■ **Instruction**
Write out each record again exactly as it stands.

■ **Dataset extract**

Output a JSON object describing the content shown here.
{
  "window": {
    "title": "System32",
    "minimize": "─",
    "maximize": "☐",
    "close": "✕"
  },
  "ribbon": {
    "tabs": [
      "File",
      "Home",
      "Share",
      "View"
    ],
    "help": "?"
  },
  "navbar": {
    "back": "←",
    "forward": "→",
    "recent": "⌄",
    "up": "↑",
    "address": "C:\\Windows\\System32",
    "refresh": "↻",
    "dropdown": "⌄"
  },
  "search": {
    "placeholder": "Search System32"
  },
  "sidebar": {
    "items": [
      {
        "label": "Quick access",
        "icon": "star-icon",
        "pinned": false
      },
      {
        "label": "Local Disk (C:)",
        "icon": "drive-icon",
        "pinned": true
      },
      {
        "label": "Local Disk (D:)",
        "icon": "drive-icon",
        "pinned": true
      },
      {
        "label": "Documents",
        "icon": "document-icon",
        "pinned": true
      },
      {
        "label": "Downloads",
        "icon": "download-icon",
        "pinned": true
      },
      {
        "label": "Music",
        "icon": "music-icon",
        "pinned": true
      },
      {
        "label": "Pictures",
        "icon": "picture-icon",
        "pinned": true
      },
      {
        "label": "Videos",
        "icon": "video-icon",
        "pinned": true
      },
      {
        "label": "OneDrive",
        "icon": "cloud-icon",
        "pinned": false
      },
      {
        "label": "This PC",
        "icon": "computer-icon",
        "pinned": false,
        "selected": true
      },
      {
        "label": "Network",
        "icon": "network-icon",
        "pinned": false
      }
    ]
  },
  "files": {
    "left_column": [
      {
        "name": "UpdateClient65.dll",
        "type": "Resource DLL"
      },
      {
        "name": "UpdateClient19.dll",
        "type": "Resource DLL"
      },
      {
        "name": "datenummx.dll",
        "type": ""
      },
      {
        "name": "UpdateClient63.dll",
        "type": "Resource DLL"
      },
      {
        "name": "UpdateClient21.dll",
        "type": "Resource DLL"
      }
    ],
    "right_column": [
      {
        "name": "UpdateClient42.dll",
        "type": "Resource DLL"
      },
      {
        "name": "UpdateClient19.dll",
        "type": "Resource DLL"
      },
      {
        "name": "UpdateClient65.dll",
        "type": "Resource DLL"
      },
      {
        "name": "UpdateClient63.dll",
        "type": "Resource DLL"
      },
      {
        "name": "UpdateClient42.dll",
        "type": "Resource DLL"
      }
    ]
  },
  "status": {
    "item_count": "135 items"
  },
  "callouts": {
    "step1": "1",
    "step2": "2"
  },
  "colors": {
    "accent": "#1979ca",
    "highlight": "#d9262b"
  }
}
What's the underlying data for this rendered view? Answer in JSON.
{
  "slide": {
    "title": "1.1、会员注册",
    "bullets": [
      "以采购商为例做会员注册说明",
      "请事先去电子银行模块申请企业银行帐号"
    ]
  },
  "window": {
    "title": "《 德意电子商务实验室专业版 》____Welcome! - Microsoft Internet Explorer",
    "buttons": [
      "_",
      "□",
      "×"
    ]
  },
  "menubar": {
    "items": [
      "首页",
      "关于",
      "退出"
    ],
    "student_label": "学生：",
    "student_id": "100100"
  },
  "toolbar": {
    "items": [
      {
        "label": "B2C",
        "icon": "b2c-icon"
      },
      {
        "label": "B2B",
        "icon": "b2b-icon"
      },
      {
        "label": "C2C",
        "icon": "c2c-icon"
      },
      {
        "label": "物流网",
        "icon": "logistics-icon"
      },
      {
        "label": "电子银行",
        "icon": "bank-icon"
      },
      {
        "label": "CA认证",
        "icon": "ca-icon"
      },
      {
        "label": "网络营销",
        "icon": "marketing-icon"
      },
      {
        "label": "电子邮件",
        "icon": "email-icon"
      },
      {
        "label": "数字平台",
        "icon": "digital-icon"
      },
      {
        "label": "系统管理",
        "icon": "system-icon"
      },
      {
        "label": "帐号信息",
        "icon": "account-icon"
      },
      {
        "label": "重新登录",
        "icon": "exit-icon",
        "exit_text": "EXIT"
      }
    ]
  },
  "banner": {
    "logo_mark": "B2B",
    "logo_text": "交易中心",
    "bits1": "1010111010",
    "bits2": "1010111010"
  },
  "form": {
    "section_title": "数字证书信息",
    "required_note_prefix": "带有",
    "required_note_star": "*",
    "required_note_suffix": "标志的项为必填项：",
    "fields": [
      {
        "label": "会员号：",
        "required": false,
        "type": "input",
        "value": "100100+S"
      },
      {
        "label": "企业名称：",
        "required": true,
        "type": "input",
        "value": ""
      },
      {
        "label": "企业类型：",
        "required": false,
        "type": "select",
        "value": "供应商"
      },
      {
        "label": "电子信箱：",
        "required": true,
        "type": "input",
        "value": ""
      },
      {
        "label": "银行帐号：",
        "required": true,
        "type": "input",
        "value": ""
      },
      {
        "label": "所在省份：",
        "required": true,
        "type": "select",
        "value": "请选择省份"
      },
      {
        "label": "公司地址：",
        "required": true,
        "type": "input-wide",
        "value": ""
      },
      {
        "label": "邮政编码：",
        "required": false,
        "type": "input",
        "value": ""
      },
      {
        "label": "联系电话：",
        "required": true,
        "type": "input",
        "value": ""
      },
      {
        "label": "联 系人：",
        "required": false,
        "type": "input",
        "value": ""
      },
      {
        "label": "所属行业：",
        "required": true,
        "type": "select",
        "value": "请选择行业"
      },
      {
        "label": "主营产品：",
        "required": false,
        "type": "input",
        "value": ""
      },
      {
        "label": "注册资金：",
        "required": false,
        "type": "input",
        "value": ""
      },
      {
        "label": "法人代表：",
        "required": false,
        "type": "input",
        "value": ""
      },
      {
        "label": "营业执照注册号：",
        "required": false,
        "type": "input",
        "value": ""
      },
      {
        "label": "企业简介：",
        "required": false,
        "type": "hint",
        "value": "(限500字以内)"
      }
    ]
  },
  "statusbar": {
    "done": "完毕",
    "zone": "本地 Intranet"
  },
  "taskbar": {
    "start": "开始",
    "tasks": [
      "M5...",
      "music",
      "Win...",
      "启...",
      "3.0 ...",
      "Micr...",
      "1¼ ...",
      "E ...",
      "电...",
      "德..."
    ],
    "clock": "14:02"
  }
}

■ **Solution**
Output a JSON object describing the content shown here.
{
  "window": {
    "title": "System32",
    "minimize": "─",
    "maximize": "☐",
    "close": "✕"
  },
  "ribbon": {
    "tabs": [
      "File",
      "Home",
      "Share",
      "View"
    ],
    "help": "?"
  },
  "navbar": {
    "back": "←",
    "forward": "→",
    "recent": "⌄",
    "up": "↑",
    "address": "C:\\Windows\\System32",
    "refresh": "↻",
    "dropdown": "⌄"
  },
  "search": {
    "placeholder": "Search System32"
  },
  "sidebar": {
    "items": [
      {
        "label": "Quick access",
        "icon": "star-icon",
        "pinned": false
      },
      {
        "label": "Local Disk (C:)",
        "icon": "drive-icon",
        "pinned": true
      },
      {
        "label": "Local Disk (D:)",
        "icon": "drive-icon",
        "pinned": true
      },
      {
        "label": "Documents",
        "icon": "document-icon",
        "pinned": true
      },
      {
        "label": "Downloads",
        "icon": "download-icon",
        "pinned": true
      },
      {
        "label": "Music",
        "icon": "music-icon",
        "pinned": true
      },
      {
        "label": "Pictures",
        "icon": "picture-icon",
        "pinned": true
      },
      {
        "label": "Videos",
        "icon": "video-icon",
        "pinned": true
      },
      {
        "label": "OneDrive",
        "icon": "cloud-icon",
        "pinned": false
      },
      {
        "label": "This PC",
        "icon": "computer-icon",
        "pinned": false,
        "selected": true
      },
      {
        "label": "Network",
        "icon": "network-icon",
        "pinned": false
      }
    ]
  },
  "files": {
    "left_column": [
      {
        "name": "UpdateClient65.dll",
        "type": "Resource DLL"
      },
      {
        "name": "UpdateClient19.dll",
        "type": "Resource DLL"
      },
      {
        "name": "datenummx.dll",
        "type": ""
      },
      {
        "name": "UpdateClient63.dll",
        "type": "Resource DLL"
      },
      {
        "name": "UpdateClient21.dll",
        "type": "Resource DLL"
      }
    ],
    "right_column": [
      {
        "name": "UpdateClient42.dll",
        "type": "Resource DLL"
      },
      {
        "name": "UpdateClient19.dll",
        "type": "Resource DLL"
      },
      {
        "name": "UpdateClient65.dll",
        "type": "Resource DLL"
      },
      {
        "name": "UpdateClient63.dll",
        "type": "Resource DLL"
      },
      {
        "name": "UpdateClient42.dll",
        "type": "Resource DLL"
      }
    ]
  },
  "status": {
    "item_count": "135 items"
  },
  "callouts": {
    "step1": "1",
    "step2": "2"
  },
  "colors": {
    "accent": "#1979ca",
    "highlight": "#d9262b"
  }
}
What's the underlying data for this rendered view? Answer in JSON.
{
  "slide": {
    "title": "1.1、会员注册",
    "bullets": [
      "以采购商为例做会员注册说明",
      "请事先去电子银行模块申请企业银行帐号"
    ]
  },
  "window": {
    "title": "《 德意电子商务实验室专业版 》____Welcome! - Microsoft Internet Explorer",
    "buttons": [
      "_",
      "□",
      "×"
    ]
  },
  "menubar": {
    "items": [
      "首页",
      "关于",
      "退出"
    ],
    "student_label": "学生：",
    "student_id": "100100"
  },
  "toolbar": {
    "items": [
      {
        "label": "B2C",
        "icon": "b2c-icon"
      },
      {
        "label": "B2B",
        "icon": "b2b-icon"
      },
      {
        "label": "C2C",
        "icon": "c2c-icon"
      },
      {
        "label": "物流网",
        "icon": "logistics-icon"
      },
      {
        "label": "电子银行",
        "icon": "bank-icon"
      },
      {
        "label": "CA认证",
        "icon": "ca-icon"
      },
      {
        "label": "网络营销",
        "icon": "marketing-icon"
      },
      {
        "label": "电子邮件",
        "icon": "email-icon"
      },
      {
        "label": "数字平台",
        "icon": "digital-icon"
      },
      {
        "label": "系统管理",
        "icon": "system-icon"
      },
      {
        "label": "帐号信息",
        "icon": "account-icon"
      },
      {
        "label": "重新登录",
        "icon": "exit-icon",
        "exit_text": "EXIT"
      }
    ]
  },
  "banner": {
    "logo_mark": "B2B",
    "logo_text": "交易中心",
    "bits1": "1010111010",
    "bits2": "1010111010"
  },
  "form": {
    "section_title": "数字证书信息",
    "required_note_prefix": "带有",
    "required_note_star": "*",
    "required_note_suffix": "标志的项为必填项：",
    "fields": [
      {
        "label": "会员号：",
        "required": false,
        "type": "input",
        "value": "100100+S"
      },
      {
        "label": "企业名称：",
        "required": true,
        "type": "input",
        "value": ""
      },
      {
        "label": "企业类型：",
        "required": false,
        "type": "select",
        "value": "供应商"
      },
      {
        "label": "电子信箱：",
        "required": true,
        "type": "input",
        "value": ""
      },
      {
        "label": "银行帐号：",
        "required": true,
        "type": "input",
        "value": ""
      },
      {
        "label": "所在省份：",
        "required": true,
        "type": "select",
        "value": "请选择省份"
      },
      {
        "label": "公司地址：",
        "required": true,
        "type": "input-wide",
        "value": ""
      },
      {
        "label": "邮政编码：",
        "required": false,
        "type": "input",
        "value": ""
      },
      {
        "label": "联系电话：",
        "required": true,
        "type": "input",
        "value": ""
      },
      {
        "label": "联 系人：",
        "required": false,
        "type": "input",
        "value": ""
      },
      {
        "label": "所属行业：",
        "required": true,
        "type": "select",
        "value": "请选择行业"
      },
      {
        "label": "主营产品：",
        "required": false,
        "type": "input",
        "value": ""
      },
      {
        "label": "注册资金：",
        "required": false,
        "type": "input",
        "value": ""
      },
      {
        "label": "法人代表：",
        "required": false,
        "type": "input",
        "value": ""
      },
      {
        "label": "营业执照注册号：",
        "required": false,
        "type": "input",
        "value": ""
      },
      {
        "label": "企业简介：",
        "required": false,
        "type": "hint",
        "value": "(限500字以内)"
      }
    ]
  },
  "statusbar": {
    "done": "完毕",
    "zone": "本地 Intranet"
  },
  "taskbar": {
    "start": "开始",
    "tasks": [
      "M5...",
      "music",
      "Win...",
      "启...",
      "3.0 ...",
      "Micr...",
      "1¼ ...",
      "E ...",
      "电...",
      "德..."
    ],
    "clock": "14:02"
  }
}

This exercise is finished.